Problem to work on: Extract all lines that hold "Ottocar" from the records below.

Material provided:

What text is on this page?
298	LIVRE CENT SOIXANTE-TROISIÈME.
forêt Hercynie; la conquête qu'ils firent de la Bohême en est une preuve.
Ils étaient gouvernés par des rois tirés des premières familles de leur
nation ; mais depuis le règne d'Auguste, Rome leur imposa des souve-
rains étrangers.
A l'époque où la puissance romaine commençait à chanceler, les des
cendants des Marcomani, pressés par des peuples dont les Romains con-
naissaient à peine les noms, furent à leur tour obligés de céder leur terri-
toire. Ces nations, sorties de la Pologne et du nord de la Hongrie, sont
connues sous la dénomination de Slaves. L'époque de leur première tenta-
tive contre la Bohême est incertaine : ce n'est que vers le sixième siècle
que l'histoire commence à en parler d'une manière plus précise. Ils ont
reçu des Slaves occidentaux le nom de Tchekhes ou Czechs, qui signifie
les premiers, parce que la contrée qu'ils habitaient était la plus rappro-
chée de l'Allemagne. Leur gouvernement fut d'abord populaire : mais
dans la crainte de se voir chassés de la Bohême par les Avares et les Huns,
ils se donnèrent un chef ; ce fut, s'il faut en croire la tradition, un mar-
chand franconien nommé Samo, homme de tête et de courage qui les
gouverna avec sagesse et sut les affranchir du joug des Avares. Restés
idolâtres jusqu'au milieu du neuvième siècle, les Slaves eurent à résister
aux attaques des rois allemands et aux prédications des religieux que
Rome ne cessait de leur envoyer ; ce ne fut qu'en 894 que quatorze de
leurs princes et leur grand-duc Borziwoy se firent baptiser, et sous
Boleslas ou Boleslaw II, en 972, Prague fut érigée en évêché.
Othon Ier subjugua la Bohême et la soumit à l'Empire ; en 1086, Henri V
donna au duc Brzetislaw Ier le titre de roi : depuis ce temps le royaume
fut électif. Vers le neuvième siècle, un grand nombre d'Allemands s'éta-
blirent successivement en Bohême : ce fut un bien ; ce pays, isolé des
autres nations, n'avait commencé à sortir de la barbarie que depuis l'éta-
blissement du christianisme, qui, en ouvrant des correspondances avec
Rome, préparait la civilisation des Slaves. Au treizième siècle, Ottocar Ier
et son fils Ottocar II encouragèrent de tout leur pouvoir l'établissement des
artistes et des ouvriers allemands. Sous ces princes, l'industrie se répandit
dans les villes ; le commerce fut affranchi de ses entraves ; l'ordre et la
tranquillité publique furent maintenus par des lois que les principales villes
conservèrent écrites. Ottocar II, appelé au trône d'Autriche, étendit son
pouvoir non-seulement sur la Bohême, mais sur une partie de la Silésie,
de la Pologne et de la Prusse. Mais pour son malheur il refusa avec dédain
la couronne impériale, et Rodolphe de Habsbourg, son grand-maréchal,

Problem solution:
Rome, préparait la civilisation des Slaves. Au treizième siècle, Ottocar Ier
et son fils Ottocar II encouragèrent de tout leur pouvoir l'établissement des
conservèrent écrites. Ottocar II, appelé au trône d'Autriche, étendit son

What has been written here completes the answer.